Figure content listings
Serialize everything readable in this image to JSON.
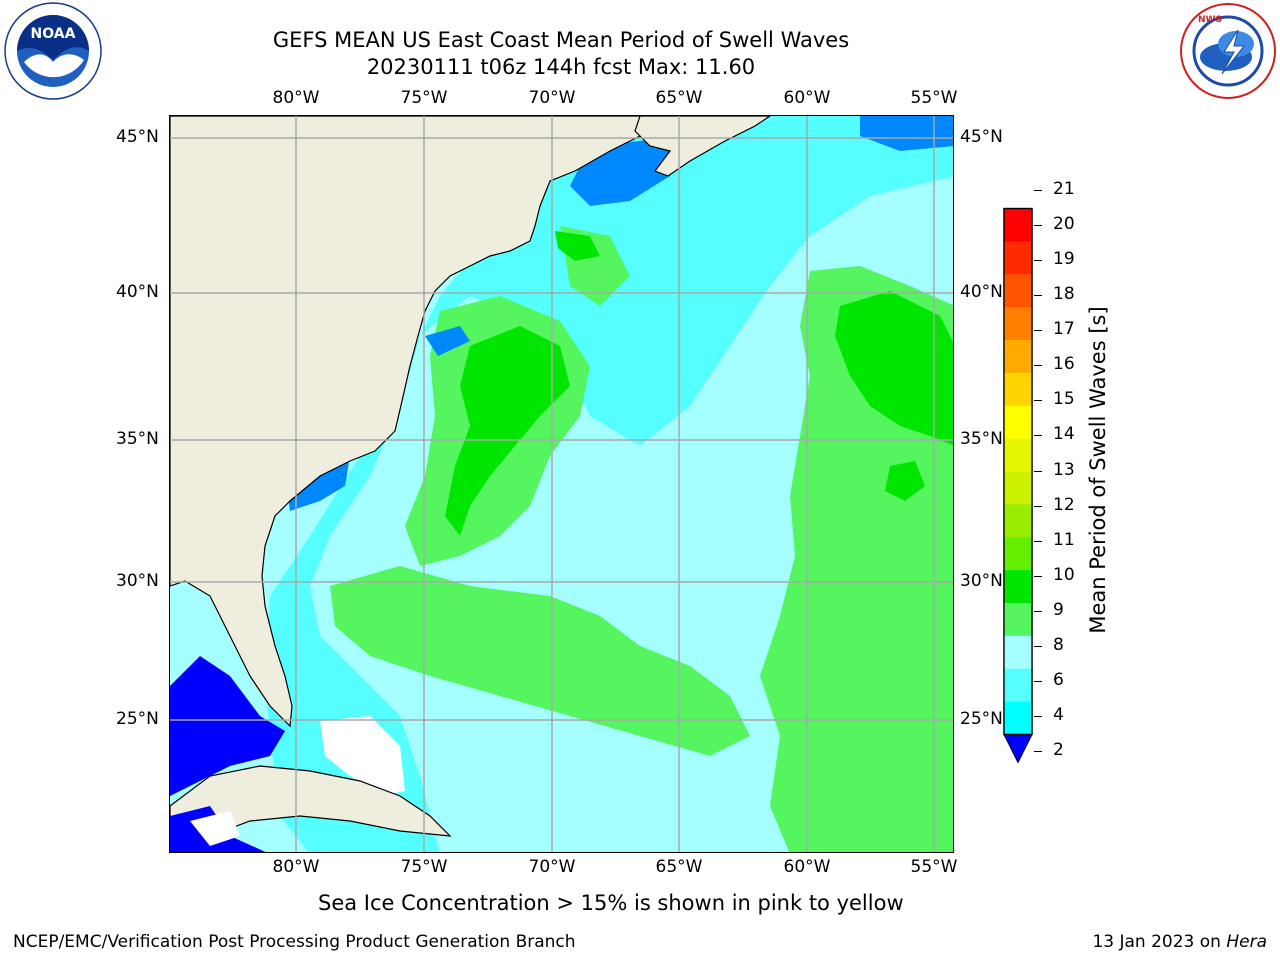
{
  "title": {
    "line1": "GEFS MEAN US East Coast Mean Period of Swell Waves",
    "line2": "20230111 t06z 144h fcst   Max: 11.60"
  },
  "logos": {
    "noaa": {
      "icon": "noaa-logo-icon",
      "text": "NOAA",
      "ring_text": "NATIONAL OCEANIC AND ATMOSPHERIC ADMINISTRATION · U.S. DEPARTMENT OF COMMERCE"
    },
    "nws": {
      "icon": "nws-logo-icon",
      "ring_text": "NATIONAL WEATHER SERVICE"
    }
  },
  "map": {
    "lon_labels": [
      "80°W",
      "75°W",
      "70°W",
      "65°W",
      "60°W",
      "55°W"
    ],
    "lat_labels": [
      "45°N",
      "40°N",
      "35°N",
      "30°N",
      "25°N"
    ],
    "lon_range": [
      -85,
      -54.5
    ],
    "lat_range": [
      20.2,
      46
    ],
    "colors": {
      "land": "#efedde",
      "coast": "#000000",
      "grid": "#a9a9a9",
      "missing": "#ffffff"
    }
  },
  "colorbar": {
    "label": "Mean Period of Swell Waves [s]",
    "ticks": [
      "21",
      "20",
      "19",
      "18",
      "17",
      "16",
      "15",
      "14",
      "13",
      "12",
      "11",
      "10",
      "9",
      "8",
      "6",
      "4",
      "2"
    ],
    "colors": [
      "#ff0000",
      "#ff2a00",
      "#ff5500",
      "#ff8000",
      "#ffaa00",
      "#ffd400",
      "#ffff00",
      "#e6f500",
      "#ccf200",
      "#99ee00",
      "#66ee00",
      "#00e600",
      "#55f55f",
      "#a5ffff",
      "#55ffff",
      "#00ffff",
      "#0088ff"
    ],
    "under_color": "#0000ff"
  },
  "ice_note": "Sea Ice Concentration > 15% is shown in pink to yellow",
  "footer": {
    "left": "NCEP/EMC/Verification Post Processing Product Generation Branch",
    "right_date": "13 Jan 2023 on",
    "right_machine": "Hera"
  }
}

# What to do
Copy every record above exactly, leaving out any pictures.

# Written response
Serialize everything readable in this image to JSON.
{
  "title": {
    "line1": "GEFS MEAN US East Coast Mean Period of Swell Waves",
    "line2": "20230111 t06z 144h fcst   Max: 11.60"
  },
  "logos": {
    "noaa": {
      "icon": "noaa-logo-icon",
      "text": "NOAA",
      "ring_text": "NATIONAL OCEANIC AND ATMOSPHERIC ADMINISTRATION · U.S. DEPARTMENT OF COMMERCE"
    },
    "nws": {
      "icon": "nws-logo-icon",
      "ring_text": "NATIONAL WEATHER SERVICE"
    }
  },
  "map": {
    "lon_labels": [
      "80°W",
      "75°W",
      "70°W",
      "65°W",
      "60°W",
      "55°W"
    ],
    "lat_labels": [
      "45°N",
      "40°N",
      "35°N",
      "30°N",
      "25°N"
    ],
    "lon_range": [
      -85,
      -54.5
    ],
    "lat_range": [
      20.2,
      46
    ],
    "colors": {
      "land": "#efedde",
      "coast": "#000000",
      "grid": "#a9a9a9",
      "missing": "#ffffff"
    }
  },
  "colorbar": {
    "label": "Mean Period of Swell Waves [s]",
    "ticks": [
      "21",
      "20",
      "19",
      "18",
      "17",
      "16",
      "15",
      "14",
      "13",
      "12",
      "11",
      "10",
      "9",
      "8",
      "6",
      "4",
      "2"
    ],
    "colors": [
      "#ff0000",
      "#ff2a00",
      "#ff5500",
      "#ff8000",
      "#ffaa00",
      "#ffd400",
      "#ffff00",
      "#e6f500",
      "#ccf200",
      "#99ee00",
      "#66ee00",
      "#00e600",
      "#55f55f",
      "#a5ffff",
      "#55ffff",
      "#00ffff",
      "#0088ff"
    ],
    "under_color": "#0000ff"
  },
  "ice_note": "Sea Ice Concentration > 15% is shown in pink to yellow",
  "footer": {
    "left": "NCEP/EMC/Verification Post Processing Product Generation Branch",
    "right_date": "13 Jan 2023 on",
    "right_machine": "Hera"
  }
}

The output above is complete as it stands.